[begin Document segment]

A game tree maps all possible poker actions and outcomes. Efficient trees balance bet sizes, SPR, and depth for faster, memory-friendly GTO solving

1. Introduction

Getting your game tree right is the most important part of generating GTO solutions. This guide explains what a game tree is and how to build efficient, well-structured ones for optimal solver performance.

Game Tree


2. What Is a Game Tree?

A game tree represents all possible decisions and outcomes that can occur in a poker hand — from the first action to the final showdown. Think of it as a map of every possible path the hand could take. The primary way to control the size of the game tree is by limiting the number of available bet sizes.

The Basic Idea

At the start of a hand, both players are dealt cards. From there, each betting action, card dealt, or player decision adds a new branch to the tree.

A tree consists of nodes (states) and edges (transitions between states). There are three types of nodes:

  • Action Nodes: A player takes an action (bet, call, raise, fold, etc.).
  • Chance Nodes: A new board card is dealt.
  • Terminal Nodes: The hand ends (either at showdown or when all but one player folds).

Edges represent player actions or cards being drawn.

  • The root node is the starting situation (no actions yet).
  • Each node represents a game state — who’s to act, pot size, cards on the board, etc.
  • Each edge (or branch) represents an action — check, bet, call, fold, raise, etc.

[end Document segment]

• **Problem A**
From the records below, return the lines from the one containing "crop-mark-top-right-horizontal bbox=[1105, 16, 1129, 18]" to the one containing "crop-mark-top-right-vertical bbox=[1105, 0, 1107, 18]", including both of those lines, with nothing changed.

[begin Data in this exercise]

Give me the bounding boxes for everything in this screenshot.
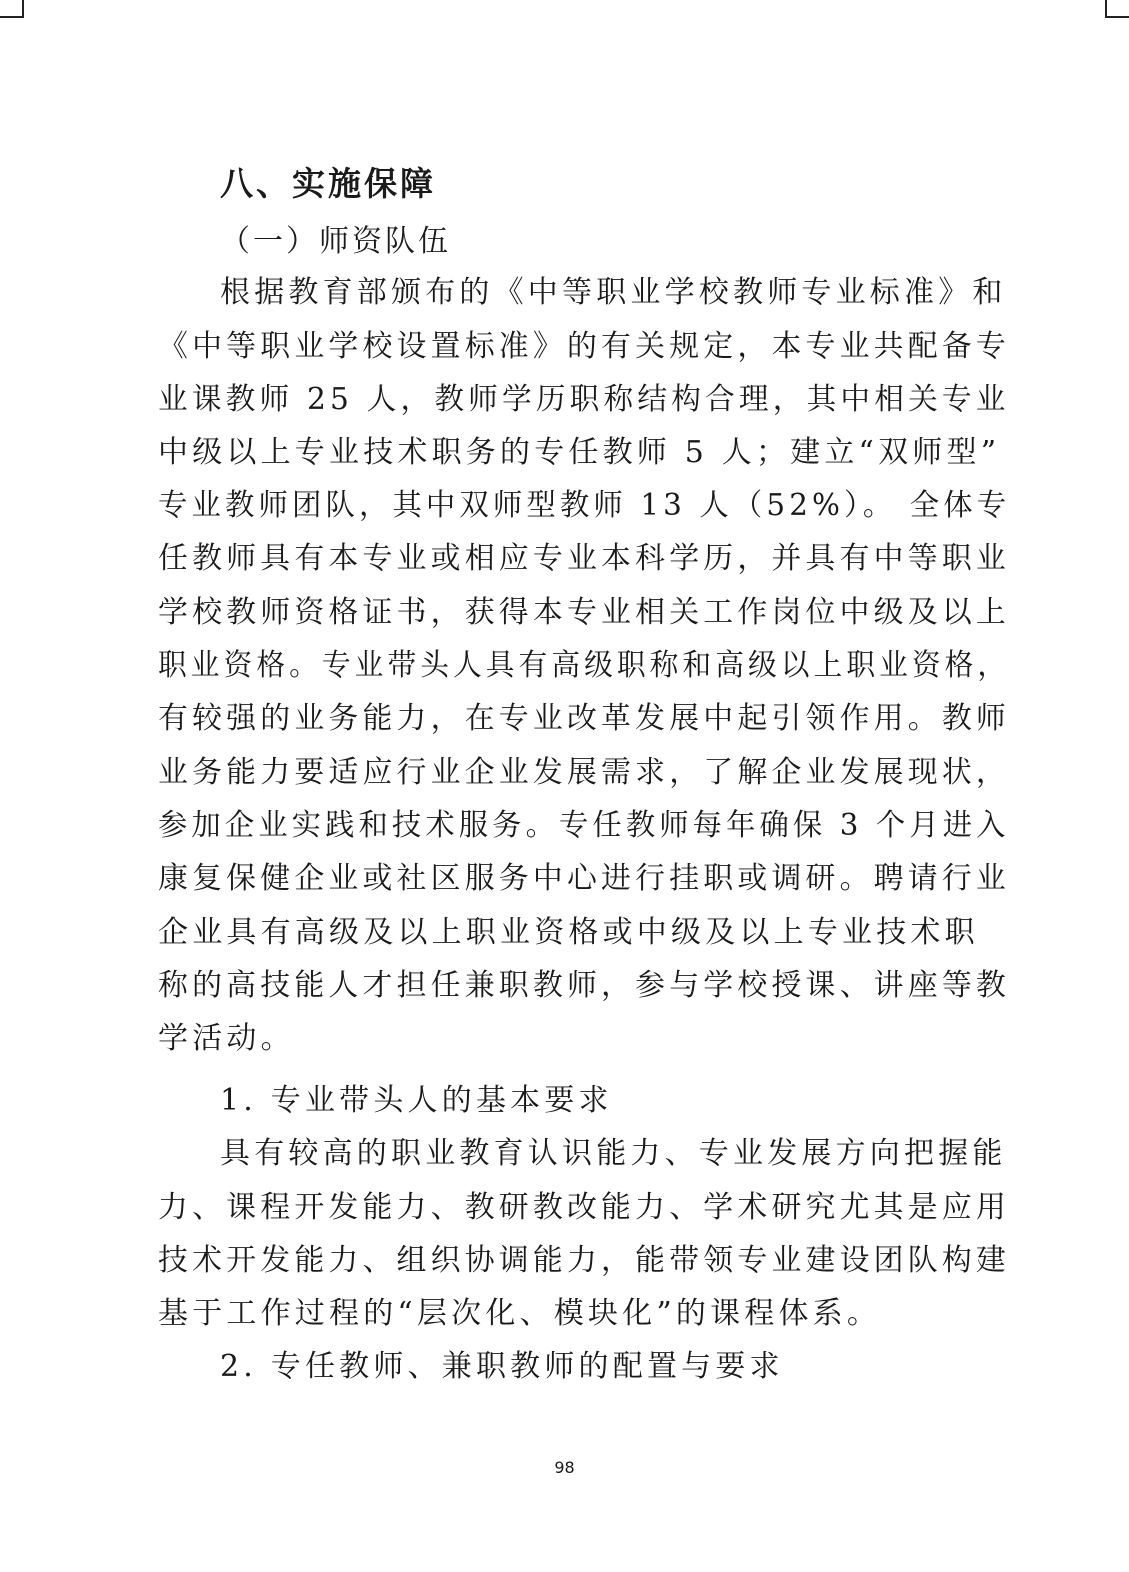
crop-mark-top-right-horizontal bbox=[1105, 16, 1129, 18]
subsection-heading: （一）师资队伍 bbox=[220, 224, 451, 259]
page-number: 98 bbox=[554, 1458, 575, 1477]
body-line: 任教师具有本专业或相应专业本科学历，并具有中等职业 bbox=[158, 541, 1011, 576]
crop-mark-top-right-vertical bbox=[1105, 0, 1107, 18]
body-line: 职业资格。专业带头人具有高级职称和高级以上职业资格， bbox=[158, 648, 1011, 683]
body-line: 业课教师 25 人，教师学历职称结构合理，其中相关专业 bbox=[158, 382, 1010, 417]
body-line: 力、课程开发能力、教研教改能力、学术研究尤其是应用 bbox=[158, 1190, 1011, 1225]
body-line: 称的高技能人才担任兼职教师，参与学校授课、讲座等教 bbox=[158, 968, 1011, 1003]
body-line: 《中等职业学校设置标准》的有关规定，本专业共配备专 bbox=[158, 329, 1011, 364]
body-line: 业务能力要适应行业企业发展需求，了解企业发展现状， bbox=[158, 755, 1011, 790]
body-line: 企业具有高级及以上职业资格或中级及以上专业技术职 bbox=[158, 915, 979, 950]
section-heading: 八、实施保障 bbox=[220, 164, 436, 203]
body-line: 中级以上专业技术职务的专任教师 5 人；建立“双师型” bbox=[158, 435, 1001, 470]
body-line: 基于工作过程的“层次化、模块化”的课程体系。 bbox=[158, 1296, 882, 1331]
crop-mark-top-left-vertical bbox=[22, 0, 24, 18]
body-line: 学活动。 bbox=[158, 1021, 295, 1056]
numbered-heading: 1. 专业带头人的基本要求 bbox=[220, 1083, 613, 1118]
body-line: 有较强的业务能力，在专业改革发展中起引领作用。教师 bbox=[158, 701, 1011, 736]
body-line: 专业教师团队，其中双师型教师 13 人（52%）。 全体专 bbox=[158, 488, 1011, 523]
body-line: 根据教育部颁布的《中等职业学校教师专业标准》和 bbox=[220, 275, 1007, 310]
crop-mark-top-left-horizontal bbox=[0, 16, 24, 18]
numbered-heading: 2. 专任教师、兼职教师的配置与要求 bbox=[220, 1349, 784, 1384]
body-line: 具有较高的职业教育认识能力、专业发展方向把握能 bbox=[220, 1136, 1007, 1171]
body-line: 康复保健企业或社区服务中心进行挂职或调研。聘请行业 bbox=[158, 861, 1011, 896]
body-line: 参加企业实践和技术服务。专任教师每年确保 3 个月进入 bbox=[158, 808, 1010, 843]
body-line: 学校教师资格证书，获得本专业相关工作岗位中级及以上 bbox=[158, 595, 1011, 630]
body-line: 技术开发能力、组织协调能力，能带领专业建设团队构建 bbox=[158, 1243, 1011, 1278]
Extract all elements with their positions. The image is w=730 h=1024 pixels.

[end Data in this exercise]

• **Problem B**
Retype the passage of the game tree guide from "2. What Is a" to "one player folds)." without changing a character.

• **Written answer A**
crop-mark-top-right-horizontal bbox=[1105, 16, 1129, 18]
subsection-heading: （一）师资队伍 bbox=[220, 224, 451, 259]
page-number: 98 bbox=[554, 1458, 575, 1477]
body-line: 任教师具有本专业或相应专业本科学历，并具有中等职业 bbox=[158, 541, 1011, 576]
crop-mark-top-right-vertical bbox=[1105, 0, 1107, 18]

• **Written answer B**
2. What Is a Game Tree?

A game tree represents all possible decisions and outcomes that can occur in a poker hand — from the first action to the final showdown. Think of it as a map of every possible path the hand could take. The primary way to control the size of the game tree is by limiting the number of available bet sizes.

The Basic Idea

At the start of a hand, both players are dealt cards. From there, each betting action, card dealt, or player decision adds a new branch to the tree.

A tree consists of nodes (states) and edges (transitions between states). There are three types of nodes:

  • Action Nodes: A player takes an action (bet, call, raise, fold, etc.).
  • Chance Nodes: A new board card is dealt.
  • Terminal Nodes: The hand ends (either at showdown or when all but one player folds).